▶ [WRITTEN REQUEST]:
Return all of the entries exactly as written.

▶ [EXERCISE DATA]:

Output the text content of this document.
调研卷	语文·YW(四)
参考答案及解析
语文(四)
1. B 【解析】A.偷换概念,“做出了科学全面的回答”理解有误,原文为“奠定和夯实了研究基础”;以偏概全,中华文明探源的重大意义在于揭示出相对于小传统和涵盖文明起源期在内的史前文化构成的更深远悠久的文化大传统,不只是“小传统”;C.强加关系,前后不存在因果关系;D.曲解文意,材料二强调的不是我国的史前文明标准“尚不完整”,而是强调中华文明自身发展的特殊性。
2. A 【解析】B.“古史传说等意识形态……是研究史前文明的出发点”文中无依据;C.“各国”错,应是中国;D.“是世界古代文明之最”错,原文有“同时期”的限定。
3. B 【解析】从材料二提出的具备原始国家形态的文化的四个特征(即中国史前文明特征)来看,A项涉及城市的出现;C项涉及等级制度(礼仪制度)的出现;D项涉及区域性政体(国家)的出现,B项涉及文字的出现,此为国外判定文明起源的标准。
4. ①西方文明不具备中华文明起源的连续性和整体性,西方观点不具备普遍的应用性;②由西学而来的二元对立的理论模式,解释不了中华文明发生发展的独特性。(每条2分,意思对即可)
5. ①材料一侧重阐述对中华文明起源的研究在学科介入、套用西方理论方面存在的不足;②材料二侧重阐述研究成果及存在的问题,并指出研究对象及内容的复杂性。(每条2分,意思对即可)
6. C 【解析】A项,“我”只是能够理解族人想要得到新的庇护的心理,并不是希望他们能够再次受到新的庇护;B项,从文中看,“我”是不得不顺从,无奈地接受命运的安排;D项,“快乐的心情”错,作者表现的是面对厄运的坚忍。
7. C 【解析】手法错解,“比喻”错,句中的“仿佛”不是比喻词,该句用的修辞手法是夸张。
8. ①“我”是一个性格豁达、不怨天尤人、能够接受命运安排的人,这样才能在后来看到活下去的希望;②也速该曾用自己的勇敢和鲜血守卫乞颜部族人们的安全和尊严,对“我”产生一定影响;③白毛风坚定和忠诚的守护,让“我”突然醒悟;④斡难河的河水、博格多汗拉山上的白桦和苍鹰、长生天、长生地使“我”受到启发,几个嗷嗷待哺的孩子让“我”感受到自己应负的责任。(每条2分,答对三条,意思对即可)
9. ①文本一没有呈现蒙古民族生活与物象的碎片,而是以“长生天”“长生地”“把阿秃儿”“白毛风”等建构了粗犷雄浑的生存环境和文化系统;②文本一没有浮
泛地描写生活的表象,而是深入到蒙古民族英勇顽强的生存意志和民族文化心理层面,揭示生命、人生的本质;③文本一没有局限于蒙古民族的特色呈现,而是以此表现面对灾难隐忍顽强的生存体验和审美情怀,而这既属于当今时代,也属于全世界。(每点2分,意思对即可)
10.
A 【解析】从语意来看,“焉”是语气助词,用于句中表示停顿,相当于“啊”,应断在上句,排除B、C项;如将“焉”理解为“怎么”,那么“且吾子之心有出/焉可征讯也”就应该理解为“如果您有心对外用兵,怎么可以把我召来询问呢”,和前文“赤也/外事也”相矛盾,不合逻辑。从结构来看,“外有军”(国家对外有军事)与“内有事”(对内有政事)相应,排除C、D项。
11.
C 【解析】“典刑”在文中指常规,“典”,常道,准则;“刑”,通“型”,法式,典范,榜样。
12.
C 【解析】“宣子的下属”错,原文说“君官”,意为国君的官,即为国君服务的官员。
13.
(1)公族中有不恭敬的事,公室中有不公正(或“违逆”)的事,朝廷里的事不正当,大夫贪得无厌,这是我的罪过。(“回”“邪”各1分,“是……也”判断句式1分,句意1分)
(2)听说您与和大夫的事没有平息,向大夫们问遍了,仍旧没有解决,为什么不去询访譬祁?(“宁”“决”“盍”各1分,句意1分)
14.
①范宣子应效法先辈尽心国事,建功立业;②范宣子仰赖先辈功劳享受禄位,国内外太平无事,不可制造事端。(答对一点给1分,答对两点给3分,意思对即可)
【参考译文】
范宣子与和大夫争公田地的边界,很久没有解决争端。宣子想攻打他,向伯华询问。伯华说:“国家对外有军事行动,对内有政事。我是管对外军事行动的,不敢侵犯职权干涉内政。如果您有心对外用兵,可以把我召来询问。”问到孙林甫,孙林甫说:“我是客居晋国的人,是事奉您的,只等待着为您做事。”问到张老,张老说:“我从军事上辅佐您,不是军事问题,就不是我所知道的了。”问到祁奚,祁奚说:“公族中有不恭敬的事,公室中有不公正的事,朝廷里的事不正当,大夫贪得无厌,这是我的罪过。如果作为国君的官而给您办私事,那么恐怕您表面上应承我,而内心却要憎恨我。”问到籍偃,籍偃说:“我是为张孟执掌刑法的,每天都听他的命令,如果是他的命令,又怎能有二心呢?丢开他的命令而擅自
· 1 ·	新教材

▶ [SOLUTION FOR THIS TASK]:
Output the text content of this document.
调研卷	语文·YW(四)
参考答案及解析
语文(四)
1. B 【解析】A.偷换概念,“做出了科学全面的回答”理解有误,原文为“奠定和夯实了研究基础”;以偏概全,中华文明探源的重大意义在于揭示出相对于小传统和涵盖文明起源期在内的史前文化构成的更深远悠久的文化大传统,不只是“小传统”;C.强加关系,前后不存在因果关系;D.曲解文意,材料二强调的不是我国的史前文明标准“尚不完整”,而是强调中华文明自身发展的特殊性。
2. A 【解析】B.“古史传说等意识形态……是研究史前文明的出发点”文中无依据;C.“各国”错,应是中国;D.“是世界古代文明之最”错,原文有“同时期”的限定。
3. B 【解析】从材料二提出的具备原始国家形态的文化的四个特征(即中国史前文明特征)来看,A项涉及城市的出现;C项涉及等级制度(礼仪制度)的出现;D项涉及区域性政体(国家)的出现,B项涉及文字的出现,此为国外判定文明起源的标准。
4. ①西方文明不具备中华文明起源的连续性和整体性,西方观点不具备普遍的应用性;②由西学而来的二元对立的理论模式,解释不了中华文明发生发展的独特性。(每条2分,意思对即可)
5. ①材料一侧重阐述对中华文明起源的研究在学科介入、套用西方理论方面存在的不足;②材料二侧重阐述研究成果及存在的问题,并指出研究对象及内容的复杂性。(每条2分,意思对即可)
6. C 【解析】A项,“我”只是能够理解族人想要得到新的庇护的心理,并不是希望他们能够再次受到新的庇护;B项,从文中看,“我”是不得不顺从,无奈地接受命运的安排;D项,“快乐的心情”错,作者表现的是面对厄运的坚忍。
7. C 【解析】手法错解,“比喻”错,句中的“仿佛”不是比喻词,该句用的修辞手法是夸张。
8. ①“我”是一个性格豁达、不怨天尤人、能够接受命运安排的人,这样才能在后来看到活下去的希望;②也速该曾用自己的勇敢和鲜血守卫乞颜部族人们的安全和尊严,对“我”产生一定影响;③白毛风坚定和忠诚的守护,让“我”突然醒悟;④斡难河的河水、博格多汗拉山上的白桦和苍鹰、长生天、长生地使“我”受到启发,几个嗷嗷待哺的孩子让“我”感受到自己应负的责任。(每条2分,答对三条,意思对即可)
9. ①文本一没有呈现蒙古民族生活与物象的碎片,而是以“长生天”“长生地”“把阿秃儿”“白毛风”等建构了粗犷雄浑的生存环境和文化系统;②文本一没有浮
泛地描写生活的表象,而是深入到蒙古民族英勇顽强的生存意志和民族文化心理层面,揭示生命、人生的本质;③文本一没有局限于蒙古民族的特色呈现,而是以此表现面对灾难隐忍顽强的生存体验和审美情怀,而这既属于当今时代,也属于全世界。(每点2分,意思对即可)
10.
A 【解析】从语意来看,“焉”是语气助词,用于句中表示停顿,相当于“啊”,应断在上句,排除B、C项;如将“焉”理解为“怎么”,那么“且吾子之心有出/焉可征讯也”就应该理解为“如果您有心对外用兵,怎么可以把我召来询问呢”,和前文“赤也/外事也”相矛盾,不合逻辑。从结构来看,“外有军”(国家对外有军事)与“内有事”(对内有政事)相应,排除C、D项。
11.
C 【解析】“典刑”在文中指常规,“典”,常道,准则;“刑”,通“型”,法式,典范,榜样。
12.
C 【解析】“宣子的下属”错,原文说“君官”,意为国君的官,即为国君服务的官员。
13.
(1)公族中有不恭敬的事,公室中有不公正(或“违逆”)的事,朝廷里的事不正当,大夫贪得无厌,这是我的罪过。(“回”“邪”各1分,“是……也”判断句式1分,句意1分)
(2)听说您与和大夫的事没有平息,向大夫们问遍了,仍旧没有解决,为什么不去询访譬祁?(“宁”“决”“盍”各1分,句意1分)
14.
①范宣子应效法先辈尽心国事,建功立业;②范宣子仰赖先辈功劳享受禄位,国内外太平无事,不可制造事端。(答对一点给1分,答对两点给3分,意思对即可)
【参考译文】
范宣子与和大夫争公田地的边界,很久没有解决争端。宣子想攻打他,向伯华询问。伯华说:“国家对外有军事行动,对内有政事。我是管对外军事行动的,不敢侵犯职权干涉内政。如果您有心对外用兵,可以把我召来询问。”问到孙林甫,孙林甫说:“我是客居晋国的人,是事奉您的,只等待着为您做事。”问到张老,张老说:“我从军事上辅佐您,不是军事问题,就不是我所知道的了。”问到祁奚,祁奚说:“公族中有不恭敬的事,公室中有不公正的事,朝廷里的事不正当,大夫贪得无厌,这是我的罪过。如果作为国君的官而给您办私事,那么恐怕您表面上应承我,而内心却要憎恨我。”问到籍偃,籍偃说:“我是为张孟执掌刑法的,每天都听他的命令,如果是他的命令,又怎能有二心呢?丢开他的命令而擅自
· 1 ·	新教材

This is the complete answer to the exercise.